_Exercise directions_
Each line below should be quoted exactly, please.

_Entries taken from a collection_
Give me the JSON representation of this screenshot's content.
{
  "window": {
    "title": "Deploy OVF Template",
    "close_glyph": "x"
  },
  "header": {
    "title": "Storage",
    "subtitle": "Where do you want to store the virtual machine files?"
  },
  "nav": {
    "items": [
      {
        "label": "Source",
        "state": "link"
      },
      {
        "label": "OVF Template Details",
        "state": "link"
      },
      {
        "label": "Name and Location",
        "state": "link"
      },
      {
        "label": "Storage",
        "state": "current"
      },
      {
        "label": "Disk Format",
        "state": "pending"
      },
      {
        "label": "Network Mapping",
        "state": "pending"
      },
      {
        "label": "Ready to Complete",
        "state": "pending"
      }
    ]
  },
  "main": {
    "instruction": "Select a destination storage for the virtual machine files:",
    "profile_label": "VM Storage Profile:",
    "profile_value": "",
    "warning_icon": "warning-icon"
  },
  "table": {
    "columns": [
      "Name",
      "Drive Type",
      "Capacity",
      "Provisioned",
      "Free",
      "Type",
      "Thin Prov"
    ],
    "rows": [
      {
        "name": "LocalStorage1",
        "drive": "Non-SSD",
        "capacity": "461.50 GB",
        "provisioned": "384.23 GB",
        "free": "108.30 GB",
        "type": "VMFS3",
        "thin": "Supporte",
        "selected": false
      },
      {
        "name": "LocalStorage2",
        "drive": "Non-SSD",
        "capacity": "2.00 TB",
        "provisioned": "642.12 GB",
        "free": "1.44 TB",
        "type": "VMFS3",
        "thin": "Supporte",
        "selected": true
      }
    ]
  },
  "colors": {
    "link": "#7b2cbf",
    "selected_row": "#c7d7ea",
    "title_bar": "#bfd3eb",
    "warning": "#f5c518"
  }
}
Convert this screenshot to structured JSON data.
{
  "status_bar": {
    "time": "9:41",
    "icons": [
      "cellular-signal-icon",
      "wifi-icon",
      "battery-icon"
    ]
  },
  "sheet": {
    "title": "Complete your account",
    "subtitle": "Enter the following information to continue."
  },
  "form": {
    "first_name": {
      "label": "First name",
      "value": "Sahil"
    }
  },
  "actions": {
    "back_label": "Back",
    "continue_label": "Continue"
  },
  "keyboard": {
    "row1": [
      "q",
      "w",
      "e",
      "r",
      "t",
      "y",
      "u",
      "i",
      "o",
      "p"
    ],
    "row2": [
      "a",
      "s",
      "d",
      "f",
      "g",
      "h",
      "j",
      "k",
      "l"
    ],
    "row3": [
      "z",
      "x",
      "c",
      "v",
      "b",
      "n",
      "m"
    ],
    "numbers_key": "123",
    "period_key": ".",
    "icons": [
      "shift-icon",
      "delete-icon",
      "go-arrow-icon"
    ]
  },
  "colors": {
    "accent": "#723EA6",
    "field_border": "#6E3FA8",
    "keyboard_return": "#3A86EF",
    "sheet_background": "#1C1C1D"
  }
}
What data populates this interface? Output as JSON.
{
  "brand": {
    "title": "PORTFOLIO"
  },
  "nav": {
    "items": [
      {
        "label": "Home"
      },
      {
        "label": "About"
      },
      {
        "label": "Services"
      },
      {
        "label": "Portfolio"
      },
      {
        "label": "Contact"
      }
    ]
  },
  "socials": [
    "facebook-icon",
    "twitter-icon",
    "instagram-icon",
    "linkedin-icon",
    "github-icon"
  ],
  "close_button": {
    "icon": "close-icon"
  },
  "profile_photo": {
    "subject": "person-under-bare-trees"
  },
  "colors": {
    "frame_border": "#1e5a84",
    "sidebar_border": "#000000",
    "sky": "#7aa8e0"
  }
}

_Solution below_
Give me the JSON representation of this screenshot's content.
{
  "window": {
    "title": "Deploy OVF Template",
    "close_glyph": "x"
  },
  "header": {
    "title": "Storage",
    "subtitle": "Where do you want to store the virtual machine files?"
  },
  "nav": {
    "items": [
      {
        "label": "Source",
        "state": "link"
      },
      {
        "label": "OVF Template Details",
        "state": "link"
      },
      {
        "label": "Name and Location",
        "state": "link"
      },
      {
        "label": "Storage",
        "state": "current"
      },
      {
        "label": "Disk Format",
        "state": "pending"
      },
      {
        "label": "Network Mapping",
        "state": "pending"
      },
      {
        "label": "Ready to Complete",
        "state": "pending"
      }
    ]
  },
  "main": {
    "instruction": "Select a destination storage for the virtual machine files:",
    "profile_label": "VM Storage Profile:",
    "profile_value": "",
    "warning_icon": "warning-icon"
  },
  "table": {
    "columns": [
      "Name",
      "Drive Type",
      "Capacity",
      "Provisioned",
      "Free",
      "Type",
      "Thin Prov"
    ],
    "rows": [
      {
        "name": "LocalStorage1",
        "drive": "Non-SSD",
        "capacity": "461.50 GB",
        "provisioned": "384.23 GB",
        "free": "108.30 GB",
        "type": "VMFS3",
        "thin": "Supporte",
        "selected": false
      },
      {
        "name": "LocalStorage2",
        "drive": "Non-SSD",
        "capacity": "2.00 TB",
        "provisioned": "642.12 GB",
        "free": "1.44 TB",
        "type": "VMFS3",
        "thin": "Supporte",
        "selected": true
      }
    ]
  },
  "colors": {
    "link": "#7b2cbf",
    "selected_row": "#c7d7ea",
    "title_bar": "#bfd3eb",
    "warning": "#f5c518"
  }
}
Convert this screenshot to structured JSON data.
{
  "status_bar": {
    "time": "9:41",
    "icons": [
      "cellular-signal-icon",
      "wifi-icon",
      "battery-icon"
    ]
  },
  "sheet": {
    "title": "Complete your account",
    "subtitle": "Enter the following information to continue."
  },
  "form": {
    "first_name": {
      "label": "First name",
      "value": "Sahil"
    }
  },
  "actions": {
    "back_label": "Back",
    "continue_label": "Continue"
  },
  "keyboard": {
    "row1": [
      "q",
      "w",
      "e",
      "r",
      "t",
      "y",
      "u",
      "i",
      "o",
      "p"
    ],
    "row2": [
      "a",
      "s",
      "d",
      "f",
      "g",
      "h",
      "j",
      "k",
      "l"
    ],
    "row3": [
      "z",
      "x",
      "c",
      "v",
      "b",
      "n",
      "m"
    ],
    "numbers_key": "123",
    "period_key": ".",
    "icons": [
      "shift-icon",
      "delete-icon",
      "go-arrow-icon"
    ]
  },
  "colors": {
    "accent": "#723EA6",
    "field_border": "#6E3FA8",
    "keyboard_return": "#3A86EF",
    "sheet_background": "#1C1C1D"
  }
}
What data populates this interface? Output as JSON.
{
  "brand": {
    "title": "PORTFOLIO"
  },
  "nav": {
    "items": [
      {
        "label": "Home"
      },
      {
        "label": "About"
      },
      {
        "label": "Services"
      },
      {
        "label": "Portfolio"
      },
      {
        "label": "Contact"
      }
    ]
  },
  "socials": [
    "facebook-icon",
    "twitter-icon",
    "instagram-icon",
    "linkedin-icon",
    "github-icon"
  ],
  "close_button": {
    "icon": "close-icon"
  },
  "profile_photo": {
    "subject": "person-under-bare-trees"
  },
  "colors": {
    "frame_border": "#1e5a84",
    "sidebar_border": "#000000",
    "sky": "#7aa8e0"
  }
}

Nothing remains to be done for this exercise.